> [Directions for this task] Pull out every line containing the string "circle".

> [Extracted entries]
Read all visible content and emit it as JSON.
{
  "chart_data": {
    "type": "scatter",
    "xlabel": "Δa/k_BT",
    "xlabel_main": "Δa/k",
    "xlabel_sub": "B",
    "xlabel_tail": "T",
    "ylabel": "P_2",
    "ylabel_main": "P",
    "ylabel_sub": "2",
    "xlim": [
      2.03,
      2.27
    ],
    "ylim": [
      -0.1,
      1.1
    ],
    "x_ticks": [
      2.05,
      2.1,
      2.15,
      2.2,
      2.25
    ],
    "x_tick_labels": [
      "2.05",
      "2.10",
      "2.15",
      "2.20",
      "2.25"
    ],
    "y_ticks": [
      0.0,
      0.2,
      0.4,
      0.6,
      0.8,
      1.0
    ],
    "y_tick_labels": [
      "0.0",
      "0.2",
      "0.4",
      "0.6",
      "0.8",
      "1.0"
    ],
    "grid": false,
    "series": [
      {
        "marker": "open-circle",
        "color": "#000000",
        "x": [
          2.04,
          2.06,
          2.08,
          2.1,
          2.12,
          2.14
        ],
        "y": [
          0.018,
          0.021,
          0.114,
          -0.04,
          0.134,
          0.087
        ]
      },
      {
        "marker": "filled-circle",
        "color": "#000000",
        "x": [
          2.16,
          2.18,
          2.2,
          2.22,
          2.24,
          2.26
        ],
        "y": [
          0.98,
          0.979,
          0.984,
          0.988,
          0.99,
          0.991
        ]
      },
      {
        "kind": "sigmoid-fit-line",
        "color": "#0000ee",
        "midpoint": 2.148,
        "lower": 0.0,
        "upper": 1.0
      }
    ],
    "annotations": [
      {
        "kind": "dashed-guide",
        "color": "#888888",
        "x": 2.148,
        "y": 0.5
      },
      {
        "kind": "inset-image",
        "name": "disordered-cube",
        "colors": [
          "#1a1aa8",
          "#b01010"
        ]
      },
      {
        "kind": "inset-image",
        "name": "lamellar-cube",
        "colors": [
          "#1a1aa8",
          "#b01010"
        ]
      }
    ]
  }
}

> [Correct response]
        "marker": "open-circle",
        "marker": "filled-circle",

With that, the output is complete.